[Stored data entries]
■ ■ ■ ■ ■ ■ ■

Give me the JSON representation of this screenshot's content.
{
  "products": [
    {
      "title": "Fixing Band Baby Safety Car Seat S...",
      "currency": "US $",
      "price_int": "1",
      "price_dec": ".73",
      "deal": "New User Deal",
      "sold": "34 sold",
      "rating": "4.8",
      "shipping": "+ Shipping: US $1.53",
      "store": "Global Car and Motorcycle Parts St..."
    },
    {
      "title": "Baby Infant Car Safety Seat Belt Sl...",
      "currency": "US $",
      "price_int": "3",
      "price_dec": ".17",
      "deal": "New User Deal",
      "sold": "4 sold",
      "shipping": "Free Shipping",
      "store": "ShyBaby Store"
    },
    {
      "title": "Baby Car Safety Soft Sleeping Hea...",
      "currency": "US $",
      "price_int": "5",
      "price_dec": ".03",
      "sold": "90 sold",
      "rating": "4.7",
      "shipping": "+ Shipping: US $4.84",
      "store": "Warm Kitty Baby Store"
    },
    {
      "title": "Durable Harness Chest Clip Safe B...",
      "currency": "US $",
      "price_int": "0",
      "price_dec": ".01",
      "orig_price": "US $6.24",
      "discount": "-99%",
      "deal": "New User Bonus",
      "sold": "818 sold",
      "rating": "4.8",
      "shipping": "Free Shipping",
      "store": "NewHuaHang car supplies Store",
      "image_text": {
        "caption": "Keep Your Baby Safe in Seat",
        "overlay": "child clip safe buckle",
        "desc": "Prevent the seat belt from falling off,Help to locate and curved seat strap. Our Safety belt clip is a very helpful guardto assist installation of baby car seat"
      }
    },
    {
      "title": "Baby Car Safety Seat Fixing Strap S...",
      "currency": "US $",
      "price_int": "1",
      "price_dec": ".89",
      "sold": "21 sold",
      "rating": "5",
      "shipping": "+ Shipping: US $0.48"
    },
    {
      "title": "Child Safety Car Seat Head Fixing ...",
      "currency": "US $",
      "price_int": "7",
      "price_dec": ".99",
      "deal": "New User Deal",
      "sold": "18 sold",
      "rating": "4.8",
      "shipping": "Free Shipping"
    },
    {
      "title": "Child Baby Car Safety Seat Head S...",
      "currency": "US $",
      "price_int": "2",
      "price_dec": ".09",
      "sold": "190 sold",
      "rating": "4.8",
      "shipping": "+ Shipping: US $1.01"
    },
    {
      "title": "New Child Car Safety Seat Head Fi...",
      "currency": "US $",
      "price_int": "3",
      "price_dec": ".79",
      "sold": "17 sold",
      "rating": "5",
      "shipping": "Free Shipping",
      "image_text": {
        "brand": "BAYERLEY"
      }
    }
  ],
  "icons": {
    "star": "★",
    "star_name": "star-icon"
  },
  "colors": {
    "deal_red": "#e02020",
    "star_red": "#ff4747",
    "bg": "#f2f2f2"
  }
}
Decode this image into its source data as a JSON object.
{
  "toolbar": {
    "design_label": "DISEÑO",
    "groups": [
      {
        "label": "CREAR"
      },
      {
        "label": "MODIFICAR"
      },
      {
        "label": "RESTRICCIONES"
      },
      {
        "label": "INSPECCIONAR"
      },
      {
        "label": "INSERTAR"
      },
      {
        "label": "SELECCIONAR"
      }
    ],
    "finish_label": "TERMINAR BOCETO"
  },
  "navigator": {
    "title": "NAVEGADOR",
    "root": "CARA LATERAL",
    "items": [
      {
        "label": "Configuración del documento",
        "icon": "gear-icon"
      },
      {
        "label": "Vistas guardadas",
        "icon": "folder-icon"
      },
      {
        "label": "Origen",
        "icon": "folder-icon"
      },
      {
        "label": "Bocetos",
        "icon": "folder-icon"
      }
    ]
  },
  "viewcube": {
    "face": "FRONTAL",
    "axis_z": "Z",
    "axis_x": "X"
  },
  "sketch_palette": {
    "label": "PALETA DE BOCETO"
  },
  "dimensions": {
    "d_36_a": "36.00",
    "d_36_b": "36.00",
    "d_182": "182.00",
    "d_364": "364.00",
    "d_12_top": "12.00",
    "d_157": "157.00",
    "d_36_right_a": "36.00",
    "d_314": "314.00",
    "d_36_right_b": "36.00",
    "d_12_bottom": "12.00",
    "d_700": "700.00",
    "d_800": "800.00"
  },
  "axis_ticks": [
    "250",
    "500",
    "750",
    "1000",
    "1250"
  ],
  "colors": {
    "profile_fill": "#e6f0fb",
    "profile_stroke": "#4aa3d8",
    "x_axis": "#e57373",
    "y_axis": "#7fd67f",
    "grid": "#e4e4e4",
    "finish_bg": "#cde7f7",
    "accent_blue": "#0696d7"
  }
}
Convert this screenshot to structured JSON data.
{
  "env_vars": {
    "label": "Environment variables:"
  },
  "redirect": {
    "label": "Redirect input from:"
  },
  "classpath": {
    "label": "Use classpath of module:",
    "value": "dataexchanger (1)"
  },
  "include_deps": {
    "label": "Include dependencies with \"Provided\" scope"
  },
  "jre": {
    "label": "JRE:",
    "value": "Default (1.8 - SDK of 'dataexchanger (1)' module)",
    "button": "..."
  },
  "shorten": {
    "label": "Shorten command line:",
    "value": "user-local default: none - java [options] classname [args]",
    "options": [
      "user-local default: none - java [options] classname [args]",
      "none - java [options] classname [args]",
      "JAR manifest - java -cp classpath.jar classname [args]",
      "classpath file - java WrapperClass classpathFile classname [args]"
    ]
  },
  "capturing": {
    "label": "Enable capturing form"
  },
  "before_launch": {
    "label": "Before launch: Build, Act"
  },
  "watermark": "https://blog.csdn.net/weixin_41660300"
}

■ ■ ■ ■ ■ ■ ■

=== Goal ===
Reproduce the listing in full. Keep it exactly as written.

=== Solution below ===
Give me the JSON representation of this screenshot's content.
{
  "products": [
    {
      "title": "Fixing Band Baby Safety Car Seat S...",
      "currency": "US $",
      "price_int": "1",
      "price_dec": ".73",
      "deal": "New User Deal",
      "sold": "34 sold",
      "rating": "4.8",
      "shipping": "+ Shipping: US $1.53",
      "store": "Global Car and Motorcycle Parts St..."
    },
    {
      "title": "Baby Infant Car Safety Seat Belt Sl...",
      "currency": "US $",
      "price_int": "3",
      "price_dec": ".17",
      "deal": "New User Deal",
      "sold": "4 sold",
      "shipping": "Free Shipping",
      "store": "ShyBaby Store"
    },
    {
      "title": "Baby Car Safety Soft Sleeping Hea...",
      "currency": "US $",
      "price_int": "5",
      "price_dec": ".03",
      "sold": "90 sold",
      "rating": "4.7",
      "shipping": "+ Shipping: US $4.84",
      "store": "Warm Kitty Baby Store"
    },
    {
      "title": "Durable Harness Chest Clip Safe B...",
      "currency": "US $",
      "price_int": "0",
      "price_dec": ".01",
      "orig_price": "US $6.24",
      "discount": "-99%",
      "deal": "New User Bonus",
      "sold": "818 sold",
      "rating": "4.8",
      "shipping": "Free Shipping",
      "store": "NewHuaHang car supplies Store",
      "image_text": {
        "caption": "Keep Your Baby Safe in Seat",
        "overlay": "child clip safe buckle",
        "desc": "Prevent the seat belt from falling off,Help to locate and curved seat strap. Our Safety belt clip is a very helpful guardto assist installation of baby car seat"
      }
    },
    {
      "title": "Baby Car Safety Seat Fixing Strap S...",
      "currency": "US $",
      "price_int": "1",
      "price_dec": ".89",
      "sold": "21 sold",
      "rating": "5",
      "shipping": "+ Shipping: US $0.48"
    },
    {
      "title": "Child Safety Car Seat Head Fixing ...",
      "currency": "US $",
      "price_int": "7",
      "price_dec": ".99",
      "deal": "New User Deal",
      "sold": "18 sold",
      "rating": "4.8",
      "shipping": "Free Shipping"
    },
    {
      "title": "Child Baby Car Safety Seat Head S...",
      "currency": "US $",
      "price_int": "2",
      "price_dec": ".09",
      "sold": "190 sold",
      "rating": "4.8",
      "shipping": "+ Shipping: US $1.01"
    },
    {
      "title": "New Child Car Safety Seat Head Fi...",
      "currency": "US $",
      "price_int": "3",
      "price_dec": ".79",
      "sold": "17 sold",
      "rating": "5",
      "shipping": "Free Shipping",
      "image_text": {
        "brand": "BAYERLEY"
      }
    }
  ],
  "icons": {
    "star": "★",
    "star_name": "star-icon"
  },
  "colors": {
    "deal_red": "#e02020",
    "star_red": "#ff4747",
    "bg": "#f2f2f2"
  }
}
Decode this image into its source data as a JSON object.
{
  "toolbar": {
    "design_label": "DISEÑO",
    "groups": [
      {
        "label": "CREAR"
      },
      {
        "label": "MODIFICAR"
      },
      {
        "label": "RESTRICCIONES"
      },
      {
        "label": "INSPECCIONAR"
      },
      {
        "label": "INSERTAR"
      },
      {
        "label": "SELECCIONAR"
      }
    ],
    "finish_label": "TERMINAR BOCETO"
  },
  "navigator": {
    "title": "NAVEGADOR",
    "root": "CARA LATERAL",
    "items": [
      {
        "label": "Configuración del documento",
        "icon": "gear-icon"
      },
      {
        "label": "Vistas guardadas",
        "icon": "folder-icon"
      },
      {
        "label": "Origen",
        "icon": "folder-icon"
      },
      {
        "label": "Bocetos",
        "icon": "folder-icon"
      }
    ]
  },
  "viewcube": {
    "face": "FRONTAL",
    "axis_z": "Z",
    "axis_x": "X"
  },
  "sketch_palette": {
    "label": "PALETA DE BOCETO"
  },
  "dimensions": {
    "d_36_a": "36.00",
    "d_36_b": "36.00",
    "d_182": "182.00",
    "d_364": "364.00",
    "d_12_top": "12.00",
    "d_157": "157.00",
    "d_36_right_a": "36.00",
    "d_314": "314.00",
    "d_36_right_b": "36.00",
    "d_12_bottom": "12.00",
    "d_700": "700.00",
    "d_800": "800.00"
  },
  "axis_ticks": [
    "250",
    "500",
    "750",
    "1000",
    "1250"
  ],
  "colors": {
    "profile_fill": "#e6f0fb",
    "profile_stroke": "#4aa3d8",
    "x_axis": "#e57373",
    "y_axis": "#7fd67f",
    "grid": "#e4e4e4",
    "finish_bg": "#cde7f7",
    "accent_blue": "#0696d7"
  }
}
Convert this screenshot to structured JSON data.
{
  "env_vars": {
    "label": "Environment variables:"
  },
  "redirect": {
    "label": "Redirect input from:"
  },
  "classpath": {
    "label": "Use classpath of module:",
    "value": "dataexchanger (1)"
  },
  "include_deps": {
    "label": "Include dependencies with \"Provided\" scope"
  },
  "jre": {
    "label": "JRE:",
    "value": "Default (1.8 - SDK of 'dataexchanger (1)' module)",
    "button": "..."
  },
  "shorten": {
    "label": "Shorten command line:",
    "value": "user-local default: none - java [options] classname [args]",
    "options": [
      "user-local default: none - java [options] classname [args]",
      "none - java [options] classname [args]",
      "JAR manifest - java -cp classpath.jar classname [args]",
      "classpath file - java WrapperClass classpathFile classname [args]"
    ]
  },
  "capturing": {
    "label": "Enable capturing form"
  },
  "before_launch": {
    "label": "Before launch: Build, Act"
  },
  "watermark": "https://blog.csdn.net/weixin_41660300"
}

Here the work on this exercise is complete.